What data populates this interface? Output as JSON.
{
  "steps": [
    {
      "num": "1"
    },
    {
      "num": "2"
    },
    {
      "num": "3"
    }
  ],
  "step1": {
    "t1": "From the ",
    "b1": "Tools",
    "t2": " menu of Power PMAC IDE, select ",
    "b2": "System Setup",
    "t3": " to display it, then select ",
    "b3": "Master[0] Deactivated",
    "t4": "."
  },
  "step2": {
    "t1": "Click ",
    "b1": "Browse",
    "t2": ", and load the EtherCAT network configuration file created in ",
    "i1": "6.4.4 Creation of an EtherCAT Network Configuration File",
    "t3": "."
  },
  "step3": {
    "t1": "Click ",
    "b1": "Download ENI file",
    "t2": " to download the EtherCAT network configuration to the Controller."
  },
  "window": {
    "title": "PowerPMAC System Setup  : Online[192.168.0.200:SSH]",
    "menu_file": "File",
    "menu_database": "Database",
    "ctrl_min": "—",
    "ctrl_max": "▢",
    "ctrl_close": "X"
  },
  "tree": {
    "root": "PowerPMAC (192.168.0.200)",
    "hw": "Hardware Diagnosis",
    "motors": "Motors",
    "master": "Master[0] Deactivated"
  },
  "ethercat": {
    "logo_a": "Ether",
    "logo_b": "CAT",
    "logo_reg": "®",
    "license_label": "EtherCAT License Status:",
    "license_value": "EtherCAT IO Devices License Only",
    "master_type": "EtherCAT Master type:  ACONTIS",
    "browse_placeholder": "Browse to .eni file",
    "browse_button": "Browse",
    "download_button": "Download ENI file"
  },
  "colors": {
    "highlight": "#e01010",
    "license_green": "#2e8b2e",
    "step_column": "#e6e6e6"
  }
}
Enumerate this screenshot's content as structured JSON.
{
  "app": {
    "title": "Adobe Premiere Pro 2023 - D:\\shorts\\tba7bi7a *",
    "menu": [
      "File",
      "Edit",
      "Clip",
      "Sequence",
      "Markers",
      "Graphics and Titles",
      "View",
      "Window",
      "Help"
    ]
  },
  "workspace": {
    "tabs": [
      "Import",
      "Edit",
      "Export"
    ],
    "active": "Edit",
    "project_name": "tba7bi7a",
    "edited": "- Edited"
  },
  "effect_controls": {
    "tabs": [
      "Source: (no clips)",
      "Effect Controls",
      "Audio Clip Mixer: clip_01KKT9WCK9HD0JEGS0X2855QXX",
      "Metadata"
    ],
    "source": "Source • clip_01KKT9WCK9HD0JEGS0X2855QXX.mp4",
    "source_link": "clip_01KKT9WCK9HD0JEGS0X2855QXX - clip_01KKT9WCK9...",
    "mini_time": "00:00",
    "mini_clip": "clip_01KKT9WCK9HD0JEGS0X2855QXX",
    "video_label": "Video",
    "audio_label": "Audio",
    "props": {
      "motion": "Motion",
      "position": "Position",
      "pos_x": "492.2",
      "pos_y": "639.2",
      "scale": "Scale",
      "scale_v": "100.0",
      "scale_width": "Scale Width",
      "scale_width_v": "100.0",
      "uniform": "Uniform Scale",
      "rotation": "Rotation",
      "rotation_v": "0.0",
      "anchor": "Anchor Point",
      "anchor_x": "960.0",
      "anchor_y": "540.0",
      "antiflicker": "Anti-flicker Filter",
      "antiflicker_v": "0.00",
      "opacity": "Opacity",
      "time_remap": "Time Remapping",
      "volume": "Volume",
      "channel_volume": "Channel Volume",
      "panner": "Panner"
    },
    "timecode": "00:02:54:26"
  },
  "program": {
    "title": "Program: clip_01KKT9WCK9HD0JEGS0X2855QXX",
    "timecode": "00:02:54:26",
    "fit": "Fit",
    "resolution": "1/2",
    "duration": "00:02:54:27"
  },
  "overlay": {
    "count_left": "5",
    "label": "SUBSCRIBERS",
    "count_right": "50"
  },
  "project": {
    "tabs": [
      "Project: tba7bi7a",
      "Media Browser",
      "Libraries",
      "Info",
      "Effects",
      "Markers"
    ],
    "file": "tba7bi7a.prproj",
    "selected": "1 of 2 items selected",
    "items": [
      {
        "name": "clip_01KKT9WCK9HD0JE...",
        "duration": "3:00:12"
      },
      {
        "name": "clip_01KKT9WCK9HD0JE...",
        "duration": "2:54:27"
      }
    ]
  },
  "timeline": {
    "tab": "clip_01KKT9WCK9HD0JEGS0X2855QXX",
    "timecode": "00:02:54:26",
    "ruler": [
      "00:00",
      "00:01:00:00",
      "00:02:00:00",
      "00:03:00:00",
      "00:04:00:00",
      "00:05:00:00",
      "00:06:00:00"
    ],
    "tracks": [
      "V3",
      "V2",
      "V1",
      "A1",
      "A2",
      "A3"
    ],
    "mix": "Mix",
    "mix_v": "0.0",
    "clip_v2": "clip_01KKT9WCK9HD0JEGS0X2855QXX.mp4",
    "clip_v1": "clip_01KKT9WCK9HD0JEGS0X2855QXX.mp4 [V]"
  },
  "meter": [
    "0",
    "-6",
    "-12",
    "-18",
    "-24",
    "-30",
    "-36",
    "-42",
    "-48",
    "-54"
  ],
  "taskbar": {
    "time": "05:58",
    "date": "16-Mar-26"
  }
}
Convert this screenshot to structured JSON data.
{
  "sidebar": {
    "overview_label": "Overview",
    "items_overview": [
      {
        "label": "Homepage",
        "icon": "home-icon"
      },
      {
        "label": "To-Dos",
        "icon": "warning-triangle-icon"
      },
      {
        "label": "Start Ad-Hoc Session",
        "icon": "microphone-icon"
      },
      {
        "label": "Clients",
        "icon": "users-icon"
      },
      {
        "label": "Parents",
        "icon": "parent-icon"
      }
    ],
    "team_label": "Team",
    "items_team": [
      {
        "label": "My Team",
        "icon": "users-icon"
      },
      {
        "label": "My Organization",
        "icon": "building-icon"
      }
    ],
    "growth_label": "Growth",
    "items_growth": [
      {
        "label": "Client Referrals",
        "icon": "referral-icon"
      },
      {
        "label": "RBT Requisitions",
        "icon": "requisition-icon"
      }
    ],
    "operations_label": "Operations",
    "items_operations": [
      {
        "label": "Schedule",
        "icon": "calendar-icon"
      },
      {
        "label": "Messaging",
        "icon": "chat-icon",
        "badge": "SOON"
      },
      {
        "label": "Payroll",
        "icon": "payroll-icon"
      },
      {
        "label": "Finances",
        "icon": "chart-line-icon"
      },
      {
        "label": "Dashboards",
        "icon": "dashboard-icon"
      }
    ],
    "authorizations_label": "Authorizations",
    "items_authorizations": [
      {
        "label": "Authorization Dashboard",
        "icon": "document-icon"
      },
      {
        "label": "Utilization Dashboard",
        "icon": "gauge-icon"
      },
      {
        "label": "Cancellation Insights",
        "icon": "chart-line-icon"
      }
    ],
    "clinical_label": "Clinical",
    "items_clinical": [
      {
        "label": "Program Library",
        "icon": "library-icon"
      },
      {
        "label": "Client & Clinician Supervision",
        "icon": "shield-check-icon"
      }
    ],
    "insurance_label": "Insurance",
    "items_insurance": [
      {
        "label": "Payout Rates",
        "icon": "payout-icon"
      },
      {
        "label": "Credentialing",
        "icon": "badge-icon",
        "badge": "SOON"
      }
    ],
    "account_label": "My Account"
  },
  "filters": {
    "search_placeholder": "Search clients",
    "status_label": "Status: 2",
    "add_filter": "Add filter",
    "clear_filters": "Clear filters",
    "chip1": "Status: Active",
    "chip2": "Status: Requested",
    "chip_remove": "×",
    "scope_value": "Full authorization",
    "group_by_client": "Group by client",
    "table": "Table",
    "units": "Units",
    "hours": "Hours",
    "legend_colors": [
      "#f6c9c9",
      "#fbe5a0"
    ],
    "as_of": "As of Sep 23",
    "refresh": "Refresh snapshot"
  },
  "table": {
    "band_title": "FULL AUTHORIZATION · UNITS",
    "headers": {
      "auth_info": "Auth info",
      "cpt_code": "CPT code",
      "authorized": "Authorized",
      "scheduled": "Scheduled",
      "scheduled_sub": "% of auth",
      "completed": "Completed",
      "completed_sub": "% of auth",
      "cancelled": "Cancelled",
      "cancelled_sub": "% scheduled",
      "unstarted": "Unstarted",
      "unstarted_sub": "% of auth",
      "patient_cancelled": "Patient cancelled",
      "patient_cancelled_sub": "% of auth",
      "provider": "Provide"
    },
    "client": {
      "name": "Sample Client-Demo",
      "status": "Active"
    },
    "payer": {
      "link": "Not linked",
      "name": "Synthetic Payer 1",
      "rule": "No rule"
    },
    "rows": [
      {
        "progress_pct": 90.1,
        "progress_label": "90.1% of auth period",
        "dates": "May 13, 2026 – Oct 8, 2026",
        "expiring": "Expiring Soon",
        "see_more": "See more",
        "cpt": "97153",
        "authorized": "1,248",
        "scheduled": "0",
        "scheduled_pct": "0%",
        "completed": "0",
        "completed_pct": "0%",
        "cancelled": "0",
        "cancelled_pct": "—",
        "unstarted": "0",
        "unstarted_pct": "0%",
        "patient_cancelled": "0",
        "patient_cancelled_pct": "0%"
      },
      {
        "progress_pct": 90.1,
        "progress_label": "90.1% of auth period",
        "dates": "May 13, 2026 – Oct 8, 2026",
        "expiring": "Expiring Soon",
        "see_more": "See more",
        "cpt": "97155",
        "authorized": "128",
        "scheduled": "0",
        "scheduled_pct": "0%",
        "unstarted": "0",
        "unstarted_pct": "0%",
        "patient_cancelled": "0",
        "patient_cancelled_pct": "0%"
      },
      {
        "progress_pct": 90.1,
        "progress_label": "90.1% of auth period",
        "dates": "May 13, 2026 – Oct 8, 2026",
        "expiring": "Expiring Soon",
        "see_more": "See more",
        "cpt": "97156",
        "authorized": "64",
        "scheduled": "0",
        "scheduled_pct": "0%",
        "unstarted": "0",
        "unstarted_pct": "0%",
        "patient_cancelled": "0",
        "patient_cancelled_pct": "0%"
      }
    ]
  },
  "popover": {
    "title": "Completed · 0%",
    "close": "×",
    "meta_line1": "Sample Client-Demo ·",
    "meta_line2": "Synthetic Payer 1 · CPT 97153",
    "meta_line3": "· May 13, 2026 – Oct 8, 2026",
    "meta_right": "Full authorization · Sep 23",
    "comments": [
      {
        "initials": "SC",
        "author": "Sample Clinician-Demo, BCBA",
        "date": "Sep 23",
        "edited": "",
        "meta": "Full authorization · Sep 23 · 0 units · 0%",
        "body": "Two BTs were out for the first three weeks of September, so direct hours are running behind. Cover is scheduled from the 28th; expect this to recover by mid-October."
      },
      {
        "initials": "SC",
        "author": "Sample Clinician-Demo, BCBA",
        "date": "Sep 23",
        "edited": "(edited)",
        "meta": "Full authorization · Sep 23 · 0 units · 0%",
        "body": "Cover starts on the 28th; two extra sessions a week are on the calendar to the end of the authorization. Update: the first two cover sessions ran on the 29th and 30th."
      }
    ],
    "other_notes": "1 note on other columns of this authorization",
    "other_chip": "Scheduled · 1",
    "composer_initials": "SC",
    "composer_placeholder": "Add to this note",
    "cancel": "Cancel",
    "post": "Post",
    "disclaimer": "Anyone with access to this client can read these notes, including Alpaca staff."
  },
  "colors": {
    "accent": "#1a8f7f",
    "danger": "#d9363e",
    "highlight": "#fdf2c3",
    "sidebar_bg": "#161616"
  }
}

* * * *

> TASK PROMPT
Check all the records above and select each line where the string "Synthetic" is found.

> FINISHED TASK
      "name": "Synthetic Payer 1",
    "meta_line2": "Synthetic Payer 1 · CPT 97153",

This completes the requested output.